**Stated task**
Print all of the data exactly.

**Source records**
§ §

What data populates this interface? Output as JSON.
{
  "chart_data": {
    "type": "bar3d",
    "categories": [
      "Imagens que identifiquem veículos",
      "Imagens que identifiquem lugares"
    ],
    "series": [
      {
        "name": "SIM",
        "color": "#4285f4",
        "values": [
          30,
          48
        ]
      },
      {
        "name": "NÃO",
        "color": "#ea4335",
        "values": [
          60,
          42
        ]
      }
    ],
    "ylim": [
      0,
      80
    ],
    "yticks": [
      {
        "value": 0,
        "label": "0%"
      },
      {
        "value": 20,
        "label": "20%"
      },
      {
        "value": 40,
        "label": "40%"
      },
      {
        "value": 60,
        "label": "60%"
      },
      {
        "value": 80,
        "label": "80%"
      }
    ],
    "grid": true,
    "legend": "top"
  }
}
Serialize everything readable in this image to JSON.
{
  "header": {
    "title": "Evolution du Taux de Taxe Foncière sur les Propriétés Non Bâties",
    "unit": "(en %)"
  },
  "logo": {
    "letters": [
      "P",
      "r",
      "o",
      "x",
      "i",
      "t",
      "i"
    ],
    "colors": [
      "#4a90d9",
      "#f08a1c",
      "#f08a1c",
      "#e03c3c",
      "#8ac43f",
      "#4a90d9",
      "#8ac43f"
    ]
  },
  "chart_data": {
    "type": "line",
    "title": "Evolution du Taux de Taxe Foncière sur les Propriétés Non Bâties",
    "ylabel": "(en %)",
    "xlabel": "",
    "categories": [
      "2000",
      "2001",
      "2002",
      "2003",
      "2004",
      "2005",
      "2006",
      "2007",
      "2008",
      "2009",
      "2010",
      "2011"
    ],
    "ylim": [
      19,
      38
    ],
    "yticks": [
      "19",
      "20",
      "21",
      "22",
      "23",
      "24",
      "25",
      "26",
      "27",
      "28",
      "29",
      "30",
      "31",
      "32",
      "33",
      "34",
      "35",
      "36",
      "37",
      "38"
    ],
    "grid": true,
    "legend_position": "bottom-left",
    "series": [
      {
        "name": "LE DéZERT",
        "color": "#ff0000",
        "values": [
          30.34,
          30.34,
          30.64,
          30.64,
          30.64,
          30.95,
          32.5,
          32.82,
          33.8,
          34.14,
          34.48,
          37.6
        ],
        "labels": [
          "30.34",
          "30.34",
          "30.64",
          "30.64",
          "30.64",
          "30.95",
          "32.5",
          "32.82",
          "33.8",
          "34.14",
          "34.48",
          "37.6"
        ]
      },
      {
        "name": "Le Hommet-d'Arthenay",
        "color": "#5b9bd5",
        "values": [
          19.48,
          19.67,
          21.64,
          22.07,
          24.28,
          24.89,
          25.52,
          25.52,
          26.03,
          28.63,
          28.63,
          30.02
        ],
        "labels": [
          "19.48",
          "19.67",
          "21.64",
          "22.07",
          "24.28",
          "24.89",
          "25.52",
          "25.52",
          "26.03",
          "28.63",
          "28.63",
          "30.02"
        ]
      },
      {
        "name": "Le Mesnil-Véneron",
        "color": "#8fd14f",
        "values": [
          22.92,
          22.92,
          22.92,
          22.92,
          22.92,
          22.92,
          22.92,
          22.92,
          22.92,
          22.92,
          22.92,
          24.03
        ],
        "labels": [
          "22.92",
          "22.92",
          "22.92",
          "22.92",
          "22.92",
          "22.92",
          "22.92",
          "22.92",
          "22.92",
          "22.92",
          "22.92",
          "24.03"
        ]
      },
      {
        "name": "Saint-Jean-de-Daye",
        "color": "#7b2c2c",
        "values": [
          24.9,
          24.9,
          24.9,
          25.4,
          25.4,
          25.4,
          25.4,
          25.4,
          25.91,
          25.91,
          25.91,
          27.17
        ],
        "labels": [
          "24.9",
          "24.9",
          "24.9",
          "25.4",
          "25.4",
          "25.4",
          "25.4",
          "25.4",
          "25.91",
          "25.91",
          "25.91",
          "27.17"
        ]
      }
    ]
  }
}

§ §

**Answer to the problem**
What data populates this interface? Output as JSON.
{
  "chart_data": {
    "type": "bar3d",
    "categories": [
      "Imagens que identifiquem veículos",
      "Imagens que identifiquem lugares"
    ],
    "series": [
      {
        "name": "SIM",
        "color": "#4285f4",
        "values": [
          30,
          48
        ]
      },
      {
        "name": "NÃO",
        "color": "#ea4335",
        "values": [
          60,
          42
        ]
      }
    ],
    "ylim": [
      0,
      80
    ],
    "yticks": [
      {
        "value": 0,
        "label": "0%"
      },
      {
        "value": 20,
        "label": "20%"
      },
      {
        "value": 40,
        "label": "40%"
      },
      {
        "value": 60,
        "label": "60%"
      },
      {
        "value": 80,
        "label": "80%"
      }
    ],
    "grid": true,
    "legend": "top"
  }
}
Serialize everything readable in this image to JSON.
{
  "header": {
    "title": "Evolution du Taux de Taxe Foncière sur les Propriétés Non Bâties",
    "unit": "(en %)"
  },
  "logo": {
    "letters": [
      "P",
      "r",
      "o",
      "x",
      "i",
      "t",
      "i"
    ],
    "colors": [
      "#4a90d9",
      "#f08a1c",
      "#f08a1c",
      "#e03c3c",
      "#8ac43f",
      "#4a90d9",
      "#8ac43f"
    ]
  },
  "chart_data": {
    "type": "line",
    "title": "Evolution du Taux de Taxe Foncière sur les Propriétés Non Bâties",
    "ylabel": "(en %)",
    "xlabel": "",
    "categories": [
      "2000",
      "2001",
      "2002",
      "2003",
      "2004",
      "2005",
      "2006",
      "2007",
      "2008",
      "2009",
      "2010",
      "2011"
    ],
    "ylim": [
      19,
      38
    ],
    "yticks": [
      "19",
      "20",
      "21",
      "22",
      "23",
      "24",
      "25",
      "26",
      "27",
      "28",
      "29",
      "30",
      "31",
      "32",
      "33",
      "34",
      "35",
      "36",
      "37",
      "38"
    ],
    "grid": true,
    "legend_position": "bottom-left",
    "series": [
      {
        "name": "LE DéZERT",
        "color": "#ff0000",
        "values": [
          30.34,
          30.34,
          30.64,
          30.64,
          30.64,
          30.95,
          32.5,
          32.82,
          33.8,
          34.14,
          34.48,
          37.6
        ],
        "labels": [
          "30.34",
          "30.34",
          "30.64",
          "30.64",
          "30.64",
          "30.95",
          "32.5",
          "32.82",
          "33.8",
          "34.14",
          "34.48",
          "37.6"
        ]
      },
      {
        "name": "Le Hommet-d'Arthenay",
        "color": "#5b9bd5",
        "values": [
          19.48,
          19.67,
          21.64,
          22.07,
          24.28,
          24.89,
          25.52,
          25.52,
          26.03,
          28.63,
          28.63,
          30.02
        ],
        "labels": [
          "19.48",
          "19.67",
          "21.64",
          "22.07",
          "24.28",
          "24.89",
          "25.52",
          "25.52",
          "26.03",
          "28.63",
          "28.63",
          "30.02"
        ]
      },
      {
        "name": "Le Mesnil-Véneron",
        "color": "#8fd14f",
        "values": [
          22.92,
          22.92,
          22.92,
          22.92,
          22.92,
          22.92,
          22.92,
          22.92,
          22.92,
          22.92,
          22.92,
          24.03
        ],
        "labels": [
          "22.92",
          "22.92",
          "22.92",
          "22.92",
          "22.92",
          "22.92",
          "22.92",
          "22.92",
          "22.92",
          "22.92",
          "22.92",
          "24.03"
        ]
      },
      {
        "name": "Saint-Jean-de-Daye",
        "color": "#7b2c2c",
        "values": [
          24.9,
          24.9,
          24.9,
          25.4,
          25.4,
          25.4,
          25.4,
          25.4,
          25.91,
          25.91,
          25.91,
          27.17
        ],
        "labels": [
          "24.9",
          "24.9",
          "24.9",
          "25.4",
          "25.4",
          "25.4",
          "25.4",
          "25.4",
          "25.91",
          "25.91",
          "25.91",
          "27.17"
        ]
      }
    ]
  }
}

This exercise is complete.